Data:
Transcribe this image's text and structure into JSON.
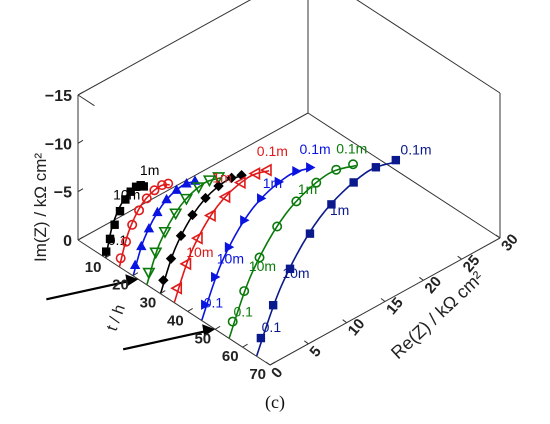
{
  "caption": "(c)",
  "chart_data": {
    "type": "scatter",
    "title": "",
    "axes": {
      "vertical": {
        "label": "Im(Z) / kΩ cm²",
        "ticks": [
          "0",
          "-5",
          "-10",
          "-15"
        ],
        "range": [
          0,
          -15
        ]
      },
      "depth": {
        "label": "t / h",
        "ticks": [
          "0",
          "10",
          "20",
          "30",
          "40",
          "50",
          "60",
          "70"
        ],
        "range": [
          0,
          70
        ]
      },
      "horizontal": {
        "label": "Re(Z) / kΩ cm²",
        "ticks": [
          "0",
          "5",
          "10",
          "15",
          "20",
          "25",
          "30"
        ],
        "range": [
          0,
          30
        ]
      }
    },
    "series": [
      {
        "t": 10,
        "color": "#000000",
        "marker": "filled-square",
        "points": [
          [
            0.1,
            -0.6
          ],
          [
            0.6,
            -1.7
          ],
          [
            1.2,
            -2.9
          ],
          [
            1.9,
            -4.0
          ],
          [
            2.6,
            -4.9
          ],
          [
            3.3,
            -5.4
          ],
          [
            4.0,
            -5.6
          ],
          [
            4.6,
            -5.5
          ],
          [
            5.0,
            -5.2
          ]
        ],
        "fit": [
          [
            0.05,
            0
          ],
          [
            0.9,
            -2.9
          ],
          [
            2.2,
            -4.8
          ],
          [
            3.6,
            -5.6
          ],
          [
            5.2,
            -5.3
          ]
        ],
        "labels": [
          {
            "text": "0.1",
            "at": [
              0.3,
              -1.2
            ]
          },
          {
            "text": "10m",
            "at": [
              1.0,
              -5.6
            ]
          },
          {
            "text": "1m",
            "at": [
              4.5,
              -6.6
            ]
          }
        ]
      },
      {
        "t": 15,
        "color": "#e01a1a",
        "marker": "open-circle",
        "points": [
          [
            0.2,
            -0.8
          ],
          [
            0.9,
            -2.2
          ],
          [
            1.7,
            -3.6
          ],
          [
            2.6,
            -4.7
          ],
          [
            3.6,
            -5.5
          ],
          [
            4.6,
            -5.9
          ],
          [
            5.6,
            -6.0
          ],
          [
            6.4,
            -5.8
          ]
        ],
        "fit": [
          [
            0.05,
            0
          ],
          [
            1.2,
            -3.0
          ],
          [
            3.0,
            -5.2
          ],
          [
            5.2,
            -6.0
          ],
          [
            6.6,
            -5.6
          ]
        ],
        "labels": []
      },
      {
        "t": 20,
        "color": "#0a14e0",
        "marker": "filled-triangle-up",
        "points": [
          [
            0.3,
            -1.0
          ],
          [
            1.1,
            -2.6
          ],
          [
            2.1,
            -4.0
          ],
          [
            3.2,
            -5.2
          ],
          [
            4.4,
            -6.0
          ],
          [
            5.7,
            -6.4
          ],
          [
            7.0,
            -6.5
          ],
          [
            8.1,
            -6.3
          ]
        ],
        "fit": [
          [
            0.05,
            0
          ],
          [
            1.5,
            -3.2
          ],
          [
            3.8,
            -5.6
          ],
          [
            6.4,
            -6.5
          ],
          [
            8.4,
            -6.1
          ]
        ],
        "labels": []
      },
      {
        "t": 25,
        "color": "#0a7a0a",
        "marker": "open-triangle-down",
        "points": [
          [
            0.3,
            -1.1
          ],
          [
            1.2,
            -2.8
          ],
          [
            2.4,
            -4.4
          ],
          [
            3.8,
            -5.7
          ],
          [
            5.2,
            -6.6
          ],
          [
            6.8,
            -7.1
          ],
          [
            8.2,
            -7.2
          ],
          [
            9.4,
            -7.0
          ]
        ],
        "fit": [
          [
            0.05,
            0
          ],
          [
            1.7,
            -3.5
          ],
          [
            4.4,
            -6.2
          ],
          [
            7.4,
            -7.2
          ],
          [
            9.7,
            -6.8
          ]
        ],
        "labels": []
      },
      {
        "t": 30,
        "color": "#000000",
        "marker": "filled-diamond",
        "points": [
          [
            0.4,
            -1.2
          ],
          [
            1.4,
            -3.0
          ],
          [
            2.7,
            -4.8
          ],
          [
            4.2,
            -6.3
          ],
          [
            5.9,
            -7.3
          ],
          [
            7.6,
            -7.8
          ],
          [
            9.3,
            -7.9
          ],
          [
            10.6,
            -7.6
          ]
        ],
        "fit": [
          [
            0.05,
            0
          ],
          [
            2.0,
            -3.9
          ],
          [
            5.0,
            -6.8
          ],
          [
            8.4,
            -7.9
          ],
          [
            10.9,
            -7.4
          ]
        ],
        "labels": []
      },
      {
        "t": 35,
        "color": "#e01a1a",
        "marker": "open-triangle-left",
        "points": [
          [
            0.4,
            -1.3
          ],
          [
            1.6,
            -3.3
          ],
          [
            3.1,
            -5.3
          ],
          [
            4.8,
            -6.9
          ],
          [
            6.7,
            -8.0
          ],
          [
            8.7,
            -8.6
          ],
          [
            10.6,
            -8.7
          ],
          [
            12.1,
            -8.4
          ]
        ],
        "fit": [
          [
            0.05,
            0
          ],
          [
            2.3,
            -4.3
          ],
          [
            5.7,
            -7.5
          ],
          [
            9.6,
            -8.7
          ],
          [
            12.4,
            -8.2
          ]
        ],
        "labels": [
          {
            "text": "1m",
            "at": [
              5.0,
              -10.2
            ]
          },
          {
            "text": "0.1m",
            "at": [
              10.8,
              -10.4
            ]
          },
          {
            "text": "10m",
            "at": [
              1.6,
              -4.0
            ]
          }
        ]
      },
      {
        "t": 45,
        "color": "#0a14e0",
        "marker": "filled-triangle-right",
        "points": [
          [
            0.5,
            -1.4
          ],
          [
            1.8,
            -3.7
          ],
          [
            3.6,
            -6.0
          ],
          [
            5.6,
            -7.9
          ],
          [
            7.8,
            -9.2
          ],
          [
            10.1,
            -9.9
          ],
          [
            12.4,
            -10.0
          ],
          [
            14.2,
            -9.6
          ]
        ],
        "fit": [
          [
            0.05,
            0
          ],
          [
            2.7,
            -4.9
          ],
          [
            6.6,
            -8.6
          ],
          [
            11.2,
            -10.0
          ],
          [
            14.6,
            -9.4
          ]
        ],
        "labels": [
          {
            "text": "0.1",
            "at": [
              0.3,
              -1.2
            ]
          },
          {
            "text": "10m",
            "at": [
              2.0,
              -5.0
            ]
          },
          {
            "text": "1m",
            "at": [
              8.0,
              -10.2
            ]
          },
          {
            "text": "0.1m",
            "at": [
              12.8,
              -11.6
            ]
          }
        ]
      },
      {
        "t": 55,
        "color": "#0a7a0a",
        "marker": "open-circle",
        "points": [
          [
            0.5,
            -1.5
          ],
          [
            2.0,
            -4.0
          ],
          [
            4.0,
            -6.6
          ],
          [
            6.3,
            -8.8
          ],
          [
            8.8,
            -10.3
          ],
          [
            11.4,
            -11.1
          ],
          [
            14.0,
            -11.3
          ],
          [
            16.2,
            -10.9
          ]
        ],
        "fit": [
          [
            0.05,
            0
          ],
          [
            3.0,
            -5.4
          ],
          [
            7.4,
            -9.6
          ],
          [
            12.6,
            -11.3
          ],
          [
            16.6,
            -10.6
          ]
        ],
        "labels": [
          {
            "text": "0.1",
            "at": [
              0.6,
              -2.0
            ]
          },
          {
            "text": "10m",
            "at": [
              2.6,
              -5.8
            ]
          },
          {
            "text": "1m",
            "at": [
              9.0,
              -11.0
            ]
          },
          {
            "text": "0.1m",
            "at": [
              14.0,
              -13.0
            ]
          }
        ]
      },
      {
        "t": 65,
        "color": "#0a1a8c",
        "marker": "filled-square",
        "points": [
          [
            0.6,
            -1.6
          ],
          [
            2.2,
            -4.3
          ],
          [
            4.4,
            -7.1
          ],
          [
            7.0,
            -9.6
          ],
          [
            9.8,
            -11.4
          ],
          [
            12.7,
            -12.4
          ],
          [
            15.6,
            -12.7
          ],
          [
            18.2,
            -12.3
          ]
        ],
        "fit": [
          [
            0.05,
            0
          ],
          [
            3.4,
            -6.0
          ],
          [
            8.3,
            -10.7
          ],
          [
            14.2,
            -12.7
          ],
          [
            18.6,
            -12.0
          ]
        ],
        "labels": [
          {
            "text": "0.1",
            "at": [
              0.7,
              -2.2
            ]
          },
          {
            "text": "10m",
            "at": [
              3.4,
              -6.6
            ]
          },
          {
            "text": "1m",
            "at": [
              9.6,
              -10.4
            ]
          },
          {
            "text": "0.1m",
            "at": [
              18.8,
              -12.6
            ]
          }
        ]
      }
    ],
    "annotations": [
      {
        "type": "arrow",
        "at_t": 22,
        "color": "#000000"
      },
      {
        "type": "arrow",
        "at_t": 50,
        "color": "#000000"
      }
    ]
  }
}
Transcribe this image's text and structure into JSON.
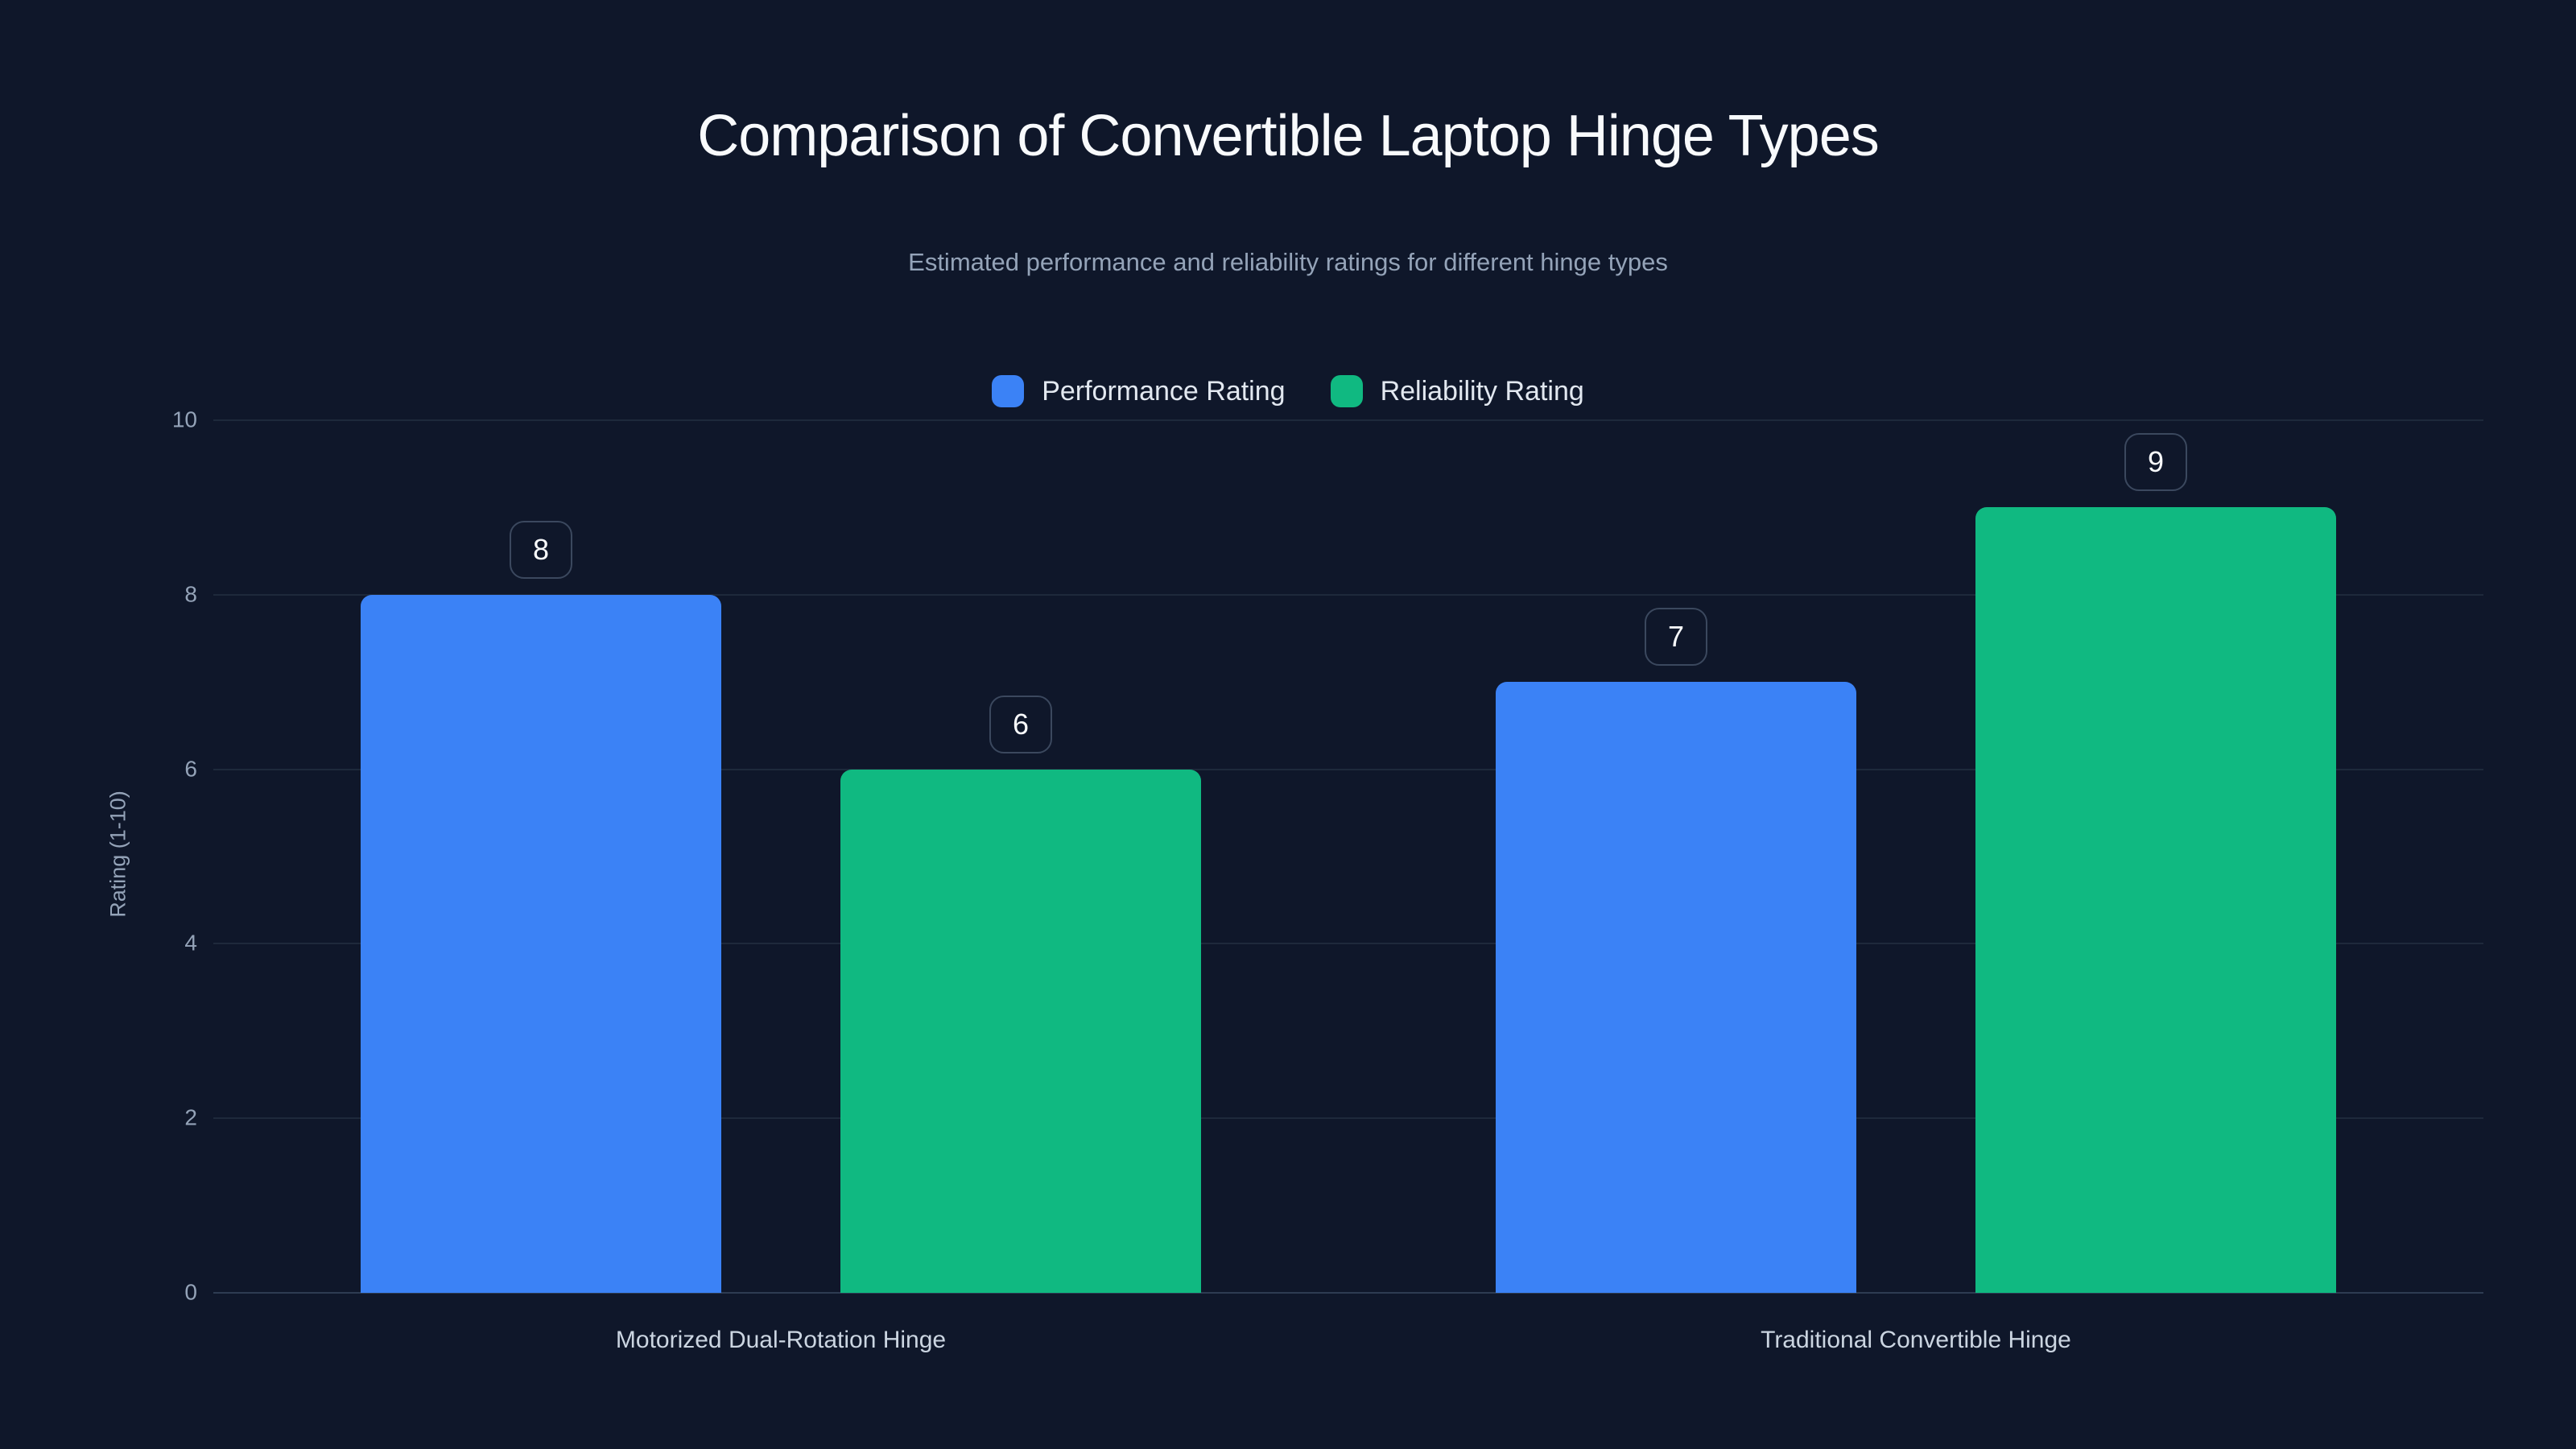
{
  "page": {
    "background_color": "#0F172A",
    "grid_color": "#1E293B",
    "baseline_color": "#2E3C52",
    "badge_border_color": "#3B485E",
    "title_color": "#F8FAFC",
    "subtitle_color": "#94A3B8",
    "axis_text_color": "#94A3B8",
    "category_text_color": "#CBD5E1"
  },
  "header": {
    "title": "Comparison of Convertible Laptop Hinge Types",
    "subtitle": "Estimated performance and reliability ratings for different hinge types"
  },
  "chart_data": {
    "type": "bar",
    "title": "Comparison of Convertible Laptop Hinge Types",
    "subtitle": "Estimated performance and reliability ratings for different hinge types",
    "categories": [
      "Motorized Dual-Rotation Hinge",
      "Traditional Convertible Hinge"
    ],
    "series": [
      {
        "name": "Performance Rating",
        "color": "#3B82F6",
        "values": [
          8,
          7
        ]
      },
      {
        "name": "Reliability Rating",
        "color": "#10B981",
        "values": [
          6,
          9
        ]
      }
    ],
    "xlabel": "",
    "ylabel": "Rating (1-10)",
    "ylim": [
      0,
      10
    ],
    "yticks": [
      0,
      2,
      4,
      6,
      8,
      10
    ],
    "grid": true,
    "legend_position": "top",
    "value_labels_visible": true
  }
}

Brief:
Extract every line from the records above that contains the word "ratings".

Reply:
    "subtitle": "Estimated performance and reliability ratings for different hinge types"
    "subtitle": "Estimated performance and reliability ratings for different hinge types",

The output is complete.